▶ _STATED GOAL_
Copy out all lines that hold "тилта".

▶ _EXTRACTED MATERIAL_

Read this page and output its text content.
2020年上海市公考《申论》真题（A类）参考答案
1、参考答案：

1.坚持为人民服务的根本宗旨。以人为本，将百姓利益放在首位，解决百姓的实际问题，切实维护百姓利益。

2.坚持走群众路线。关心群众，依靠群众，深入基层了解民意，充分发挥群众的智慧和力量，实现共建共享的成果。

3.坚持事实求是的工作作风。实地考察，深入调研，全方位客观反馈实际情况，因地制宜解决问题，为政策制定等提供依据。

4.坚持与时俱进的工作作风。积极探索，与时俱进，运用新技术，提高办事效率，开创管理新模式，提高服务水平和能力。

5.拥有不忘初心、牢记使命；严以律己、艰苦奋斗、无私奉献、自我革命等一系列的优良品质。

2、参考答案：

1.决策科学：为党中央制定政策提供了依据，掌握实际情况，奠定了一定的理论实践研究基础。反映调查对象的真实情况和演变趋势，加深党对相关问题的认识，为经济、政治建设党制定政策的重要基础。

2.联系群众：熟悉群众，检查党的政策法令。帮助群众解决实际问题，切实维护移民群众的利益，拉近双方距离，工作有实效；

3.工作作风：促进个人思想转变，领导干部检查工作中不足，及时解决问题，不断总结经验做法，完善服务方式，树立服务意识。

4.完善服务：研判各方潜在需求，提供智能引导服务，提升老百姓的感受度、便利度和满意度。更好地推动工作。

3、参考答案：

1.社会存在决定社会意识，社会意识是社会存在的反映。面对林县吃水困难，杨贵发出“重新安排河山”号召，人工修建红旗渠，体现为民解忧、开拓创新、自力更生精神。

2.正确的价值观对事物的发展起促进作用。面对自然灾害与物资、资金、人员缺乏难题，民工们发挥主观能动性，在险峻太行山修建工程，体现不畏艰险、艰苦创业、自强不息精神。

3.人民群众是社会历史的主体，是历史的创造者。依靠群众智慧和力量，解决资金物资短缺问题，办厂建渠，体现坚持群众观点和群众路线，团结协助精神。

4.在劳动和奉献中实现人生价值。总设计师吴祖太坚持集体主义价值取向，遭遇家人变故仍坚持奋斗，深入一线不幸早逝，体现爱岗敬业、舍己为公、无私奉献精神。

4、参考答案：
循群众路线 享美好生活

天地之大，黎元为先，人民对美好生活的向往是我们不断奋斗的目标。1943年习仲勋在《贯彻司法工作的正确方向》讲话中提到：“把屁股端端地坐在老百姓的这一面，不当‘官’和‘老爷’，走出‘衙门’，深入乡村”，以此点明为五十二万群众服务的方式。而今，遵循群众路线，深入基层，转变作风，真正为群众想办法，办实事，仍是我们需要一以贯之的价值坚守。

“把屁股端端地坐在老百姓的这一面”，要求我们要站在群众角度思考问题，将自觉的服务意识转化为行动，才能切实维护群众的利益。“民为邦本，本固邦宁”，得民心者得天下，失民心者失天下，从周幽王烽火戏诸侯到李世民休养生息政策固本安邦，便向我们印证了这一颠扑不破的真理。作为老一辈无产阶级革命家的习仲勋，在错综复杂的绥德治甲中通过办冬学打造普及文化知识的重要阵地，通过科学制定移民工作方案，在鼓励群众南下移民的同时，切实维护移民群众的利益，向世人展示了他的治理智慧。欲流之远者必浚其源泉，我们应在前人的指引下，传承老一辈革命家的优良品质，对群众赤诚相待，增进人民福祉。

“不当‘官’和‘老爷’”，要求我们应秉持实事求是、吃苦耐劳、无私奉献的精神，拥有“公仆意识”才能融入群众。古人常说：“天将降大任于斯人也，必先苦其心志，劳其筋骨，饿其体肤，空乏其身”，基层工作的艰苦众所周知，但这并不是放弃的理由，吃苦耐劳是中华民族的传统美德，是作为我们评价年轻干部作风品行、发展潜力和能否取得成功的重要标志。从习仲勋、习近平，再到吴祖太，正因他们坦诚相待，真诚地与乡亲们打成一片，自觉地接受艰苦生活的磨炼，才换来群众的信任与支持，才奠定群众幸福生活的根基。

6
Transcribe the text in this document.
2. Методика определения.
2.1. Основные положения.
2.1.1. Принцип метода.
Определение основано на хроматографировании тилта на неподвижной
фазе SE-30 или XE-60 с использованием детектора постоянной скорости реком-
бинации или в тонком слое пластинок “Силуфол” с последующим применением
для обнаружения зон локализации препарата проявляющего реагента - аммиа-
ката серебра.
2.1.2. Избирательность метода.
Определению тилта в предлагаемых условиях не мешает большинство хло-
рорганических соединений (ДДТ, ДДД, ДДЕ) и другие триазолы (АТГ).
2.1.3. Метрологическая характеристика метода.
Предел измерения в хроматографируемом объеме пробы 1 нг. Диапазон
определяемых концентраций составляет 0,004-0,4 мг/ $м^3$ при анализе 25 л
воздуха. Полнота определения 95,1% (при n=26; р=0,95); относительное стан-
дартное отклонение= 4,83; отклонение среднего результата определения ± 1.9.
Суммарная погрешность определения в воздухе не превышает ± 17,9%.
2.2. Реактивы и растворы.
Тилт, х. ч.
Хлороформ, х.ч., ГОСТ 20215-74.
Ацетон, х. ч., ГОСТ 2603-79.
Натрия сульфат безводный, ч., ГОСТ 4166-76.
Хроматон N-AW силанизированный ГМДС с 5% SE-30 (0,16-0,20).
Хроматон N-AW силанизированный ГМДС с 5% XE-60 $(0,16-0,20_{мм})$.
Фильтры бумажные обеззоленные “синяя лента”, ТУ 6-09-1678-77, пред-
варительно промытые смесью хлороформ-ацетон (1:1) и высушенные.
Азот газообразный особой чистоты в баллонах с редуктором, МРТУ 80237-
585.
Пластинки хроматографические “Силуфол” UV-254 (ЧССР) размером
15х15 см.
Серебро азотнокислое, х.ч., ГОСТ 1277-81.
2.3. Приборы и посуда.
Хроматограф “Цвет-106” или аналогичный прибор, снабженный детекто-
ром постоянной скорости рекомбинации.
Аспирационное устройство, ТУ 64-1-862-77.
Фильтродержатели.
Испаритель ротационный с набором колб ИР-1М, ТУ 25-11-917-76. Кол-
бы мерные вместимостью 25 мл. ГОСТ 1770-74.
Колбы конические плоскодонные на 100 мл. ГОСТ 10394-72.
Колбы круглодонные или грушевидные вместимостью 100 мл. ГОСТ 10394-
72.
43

▶ _SOLUTION TO THIS TASK_
Определение основано на хроматографировании тилта на неподвижной
Определению тилта в предлагаемых условиях не мешает большинство хло-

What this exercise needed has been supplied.